* **Given instruction**
Quote the records word for word, from the line containing "Patent image size: (777, 396)." through the line containing "The optical disc 16 is at (225, 175).", and nothing else.

[Raw records]
◇ ◇ ◇ ◇ ◇ ◇ ◇
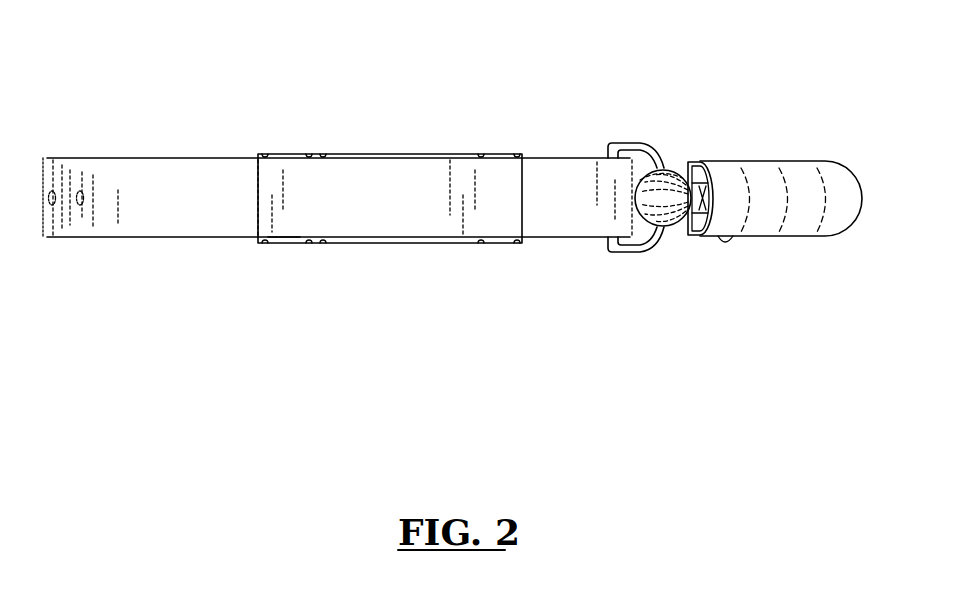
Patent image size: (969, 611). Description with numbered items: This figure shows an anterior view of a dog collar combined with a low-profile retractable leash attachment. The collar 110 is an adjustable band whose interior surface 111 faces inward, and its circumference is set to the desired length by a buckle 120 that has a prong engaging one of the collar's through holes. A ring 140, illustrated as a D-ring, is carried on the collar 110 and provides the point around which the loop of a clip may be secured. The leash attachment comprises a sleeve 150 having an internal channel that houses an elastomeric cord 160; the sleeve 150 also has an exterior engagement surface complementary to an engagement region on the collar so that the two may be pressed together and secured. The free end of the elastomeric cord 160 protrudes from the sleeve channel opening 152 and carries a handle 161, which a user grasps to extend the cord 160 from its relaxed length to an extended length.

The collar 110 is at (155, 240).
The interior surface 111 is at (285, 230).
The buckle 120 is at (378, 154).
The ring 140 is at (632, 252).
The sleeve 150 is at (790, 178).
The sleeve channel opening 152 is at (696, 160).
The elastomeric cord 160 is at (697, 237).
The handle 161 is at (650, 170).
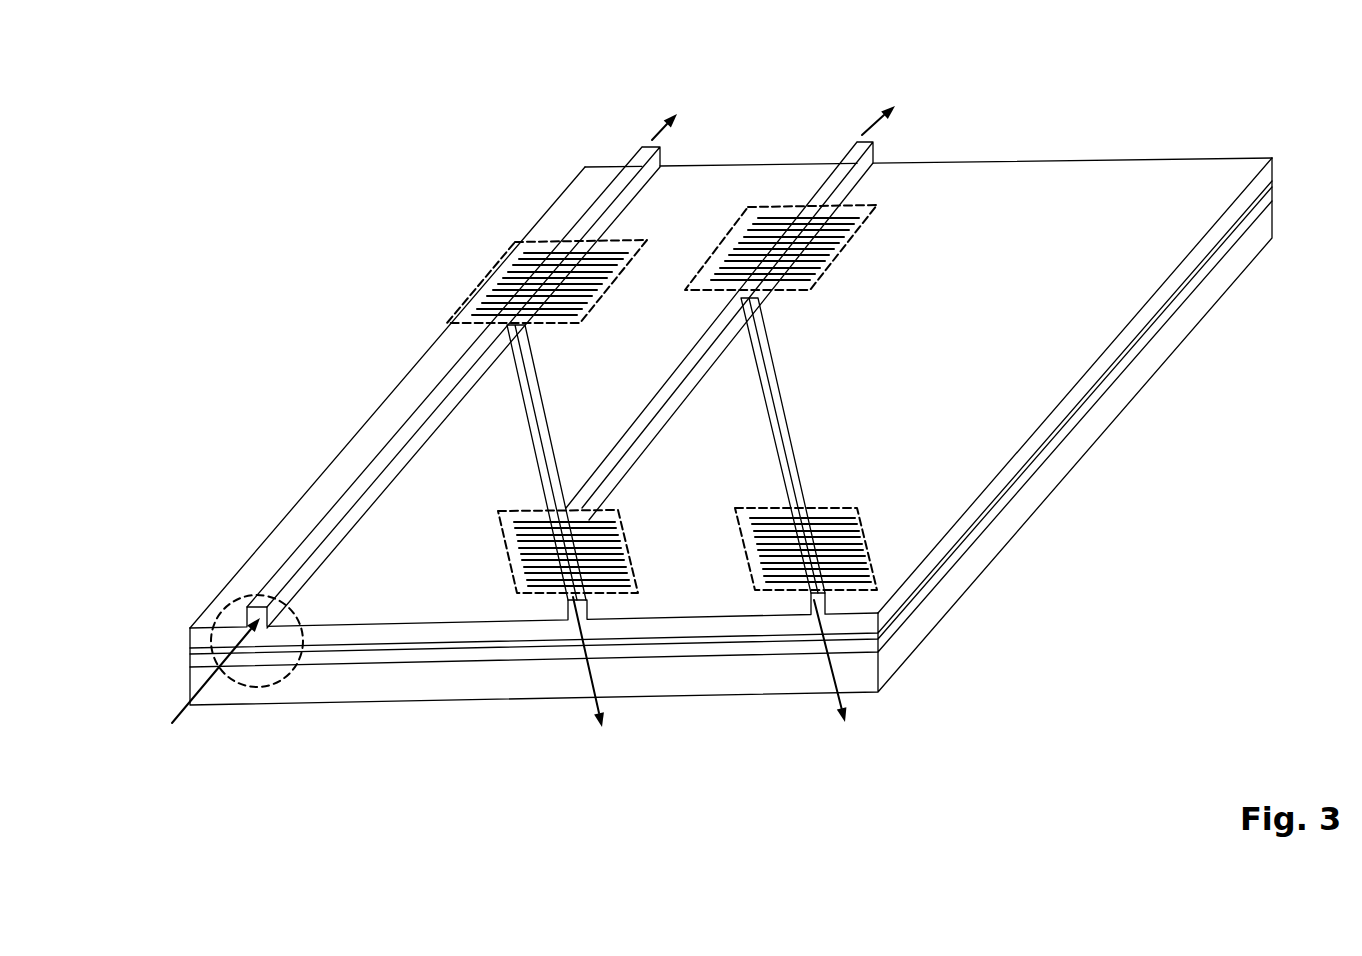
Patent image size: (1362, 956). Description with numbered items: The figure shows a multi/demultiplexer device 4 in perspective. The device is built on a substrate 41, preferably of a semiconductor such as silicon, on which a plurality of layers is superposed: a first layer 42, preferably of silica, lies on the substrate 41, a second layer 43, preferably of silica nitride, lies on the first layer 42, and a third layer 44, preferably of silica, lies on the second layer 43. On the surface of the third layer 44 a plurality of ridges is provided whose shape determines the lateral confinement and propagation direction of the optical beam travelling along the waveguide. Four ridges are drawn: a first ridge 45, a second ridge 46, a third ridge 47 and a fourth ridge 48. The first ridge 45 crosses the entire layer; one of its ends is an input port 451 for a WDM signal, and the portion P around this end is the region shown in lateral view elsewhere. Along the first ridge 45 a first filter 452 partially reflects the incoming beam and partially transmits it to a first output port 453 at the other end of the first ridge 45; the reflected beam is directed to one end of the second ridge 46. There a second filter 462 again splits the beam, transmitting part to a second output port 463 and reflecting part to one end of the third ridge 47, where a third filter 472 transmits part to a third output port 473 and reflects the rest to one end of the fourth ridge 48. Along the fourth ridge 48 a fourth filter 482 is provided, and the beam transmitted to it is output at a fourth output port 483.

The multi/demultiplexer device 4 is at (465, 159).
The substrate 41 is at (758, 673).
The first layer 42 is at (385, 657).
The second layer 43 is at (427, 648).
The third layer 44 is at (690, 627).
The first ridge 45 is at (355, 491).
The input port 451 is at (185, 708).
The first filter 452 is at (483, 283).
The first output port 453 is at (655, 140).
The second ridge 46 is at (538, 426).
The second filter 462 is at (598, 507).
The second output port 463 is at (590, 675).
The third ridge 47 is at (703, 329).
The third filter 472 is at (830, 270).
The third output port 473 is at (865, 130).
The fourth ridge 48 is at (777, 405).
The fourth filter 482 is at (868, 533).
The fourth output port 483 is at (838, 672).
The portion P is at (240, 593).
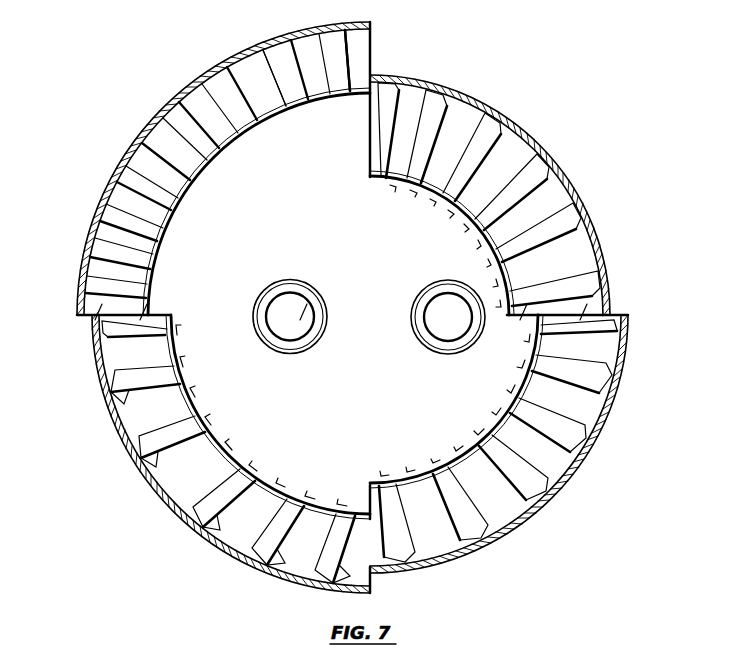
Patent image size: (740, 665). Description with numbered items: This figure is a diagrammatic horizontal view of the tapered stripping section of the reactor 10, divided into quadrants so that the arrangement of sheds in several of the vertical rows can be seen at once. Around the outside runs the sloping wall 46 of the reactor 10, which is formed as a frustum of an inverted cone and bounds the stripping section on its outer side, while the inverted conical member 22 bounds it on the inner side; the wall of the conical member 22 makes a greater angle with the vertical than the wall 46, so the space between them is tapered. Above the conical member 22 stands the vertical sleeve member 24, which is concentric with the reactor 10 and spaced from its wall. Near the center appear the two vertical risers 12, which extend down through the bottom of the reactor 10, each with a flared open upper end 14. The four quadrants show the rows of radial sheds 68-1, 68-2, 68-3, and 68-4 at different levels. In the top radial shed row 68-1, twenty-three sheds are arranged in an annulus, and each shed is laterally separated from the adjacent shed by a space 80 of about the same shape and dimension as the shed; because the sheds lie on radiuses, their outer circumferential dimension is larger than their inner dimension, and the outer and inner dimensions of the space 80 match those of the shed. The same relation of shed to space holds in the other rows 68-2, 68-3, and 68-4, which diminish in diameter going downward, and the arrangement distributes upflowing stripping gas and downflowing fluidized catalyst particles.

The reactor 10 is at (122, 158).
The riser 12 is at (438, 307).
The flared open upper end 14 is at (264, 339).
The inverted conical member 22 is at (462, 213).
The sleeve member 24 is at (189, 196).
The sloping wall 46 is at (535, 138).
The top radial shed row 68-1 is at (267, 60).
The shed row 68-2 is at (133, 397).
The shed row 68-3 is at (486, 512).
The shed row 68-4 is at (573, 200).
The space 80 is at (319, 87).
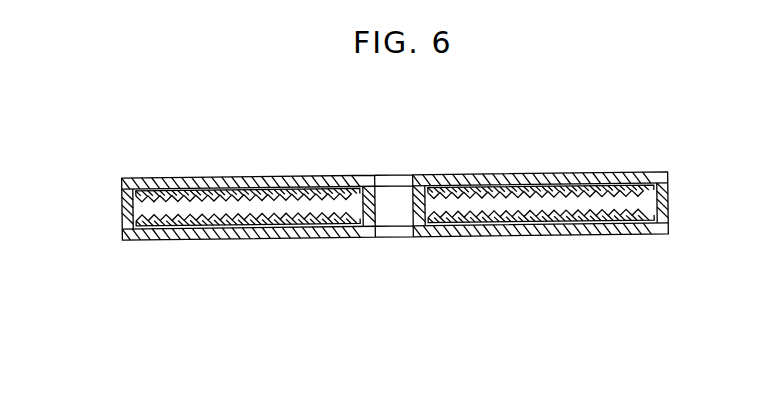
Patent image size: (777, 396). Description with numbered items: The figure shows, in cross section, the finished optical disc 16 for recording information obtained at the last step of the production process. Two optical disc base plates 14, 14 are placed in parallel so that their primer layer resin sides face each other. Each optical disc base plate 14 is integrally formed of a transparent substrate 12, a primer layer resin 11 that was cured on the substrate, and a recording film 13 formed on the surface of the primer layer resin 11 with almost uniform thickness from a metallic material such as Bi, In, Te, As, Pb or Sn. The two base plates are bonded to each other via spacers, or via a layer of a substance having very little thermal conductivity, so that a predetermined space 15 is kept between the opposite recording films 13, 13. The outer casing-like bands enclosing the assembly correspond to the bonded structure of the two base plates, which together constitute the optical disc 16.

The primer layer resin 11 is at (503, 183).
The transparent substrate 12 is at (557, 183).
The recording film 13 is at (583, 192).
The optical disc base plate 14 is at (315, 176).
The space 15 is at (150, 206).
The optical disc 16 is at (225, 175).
◇ ◇ ◇ ◇ ◇ ◇ ◇
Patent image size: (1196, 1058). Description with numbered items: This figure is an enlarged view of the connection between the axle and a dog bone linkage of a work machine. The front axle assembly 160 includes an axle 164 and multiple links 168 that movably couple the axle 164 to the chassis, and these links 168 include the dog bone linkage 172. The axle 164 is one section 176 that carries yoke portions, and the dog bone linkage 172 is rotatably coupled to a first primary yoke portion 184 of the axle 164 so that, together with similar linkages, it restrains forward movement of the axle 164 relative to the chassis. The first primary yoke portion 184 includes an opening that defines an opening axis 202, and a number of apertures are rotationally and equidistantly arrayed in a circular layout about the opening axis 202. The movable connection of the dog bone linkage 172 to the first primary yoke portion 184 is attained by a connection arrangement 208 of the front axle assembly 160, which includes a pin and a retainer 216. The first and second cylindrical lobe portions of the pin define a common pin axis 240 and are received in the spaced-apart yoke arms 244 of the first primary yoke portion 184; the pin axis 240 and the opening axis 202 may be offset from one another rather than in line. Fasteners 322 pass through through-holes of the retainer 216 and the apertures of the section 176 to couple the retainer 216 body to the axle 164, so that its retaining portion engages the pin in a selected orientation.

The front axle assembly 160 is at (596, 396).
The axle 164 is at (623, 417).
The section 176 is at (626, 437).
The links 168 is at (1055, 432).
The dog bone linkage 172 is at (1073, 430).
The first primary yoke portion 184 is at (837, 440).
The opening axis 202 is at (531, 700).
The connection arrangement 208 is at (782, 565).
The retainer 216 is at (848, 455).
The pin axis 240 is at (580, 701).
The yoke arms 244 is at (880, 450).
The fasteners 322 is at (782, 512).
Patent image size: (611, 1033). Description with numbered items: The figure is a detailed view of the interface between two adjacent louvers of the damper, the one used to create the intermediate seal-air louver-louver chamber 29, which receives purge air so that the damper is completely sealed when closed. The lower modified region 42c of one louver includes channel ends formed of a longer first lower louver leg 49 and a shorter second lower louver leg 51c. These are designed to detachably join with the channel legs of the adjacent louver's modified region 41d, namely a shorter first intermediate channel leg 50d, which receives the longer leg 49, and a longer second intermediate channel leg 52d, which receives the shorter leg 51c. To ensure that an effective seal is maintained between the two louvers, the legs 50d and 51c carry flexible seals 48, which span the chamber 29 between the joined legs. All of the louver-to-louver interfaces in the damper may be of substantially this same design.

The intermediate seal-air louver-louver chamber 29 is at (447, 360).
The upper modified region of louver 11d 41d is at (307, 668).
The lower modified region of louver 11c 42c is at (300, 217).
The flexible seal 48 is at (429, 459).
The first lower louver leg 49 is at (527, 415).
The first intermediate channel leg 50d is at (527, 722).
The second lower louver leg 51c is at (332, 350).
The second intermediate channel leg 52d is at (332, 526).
◇ ◇ ◇ ◇ ◇ ◇ ◇
* **Full output**
Patent image size: (777, 396). Description with numbered items: The figure shows, in cross section, the finished optical disc 16 for recording information obtained at the last step of the production process. Two optical disc base plates 14, 14 are placed in parallel so that their primer layer resin sides face each other. Each optical disc base plate 14 is integrally formed of a transparent substrate 12, a primer layer resin 11 that was cured on the substrate, and a recording film 13 formed on the surface of the primer layer resin 11 with almost uniform thickness from a metallic material such as Bi, In, Te, As, Pb or Sn. The two base plates are bonded to each other via spacers, or via a layer of a substance having very little thermal conductivity, so that a predetermined space 15 is kept between the opposite recording films 13, 13. The outer casing-like bands enclosing the assembly correspond to the bonded structure of the two base plates, which together constitute the optical disc 16.

The primer layer resin 11 is at (503, 183).
The transparent substrate 12 is at (557, 183).
The recording film 13 is at (583, 192).
The optical disc base plate 14 is at (315, 176).
The space 15 is at (150, 206).
The optical disc 16 is at (225, 175).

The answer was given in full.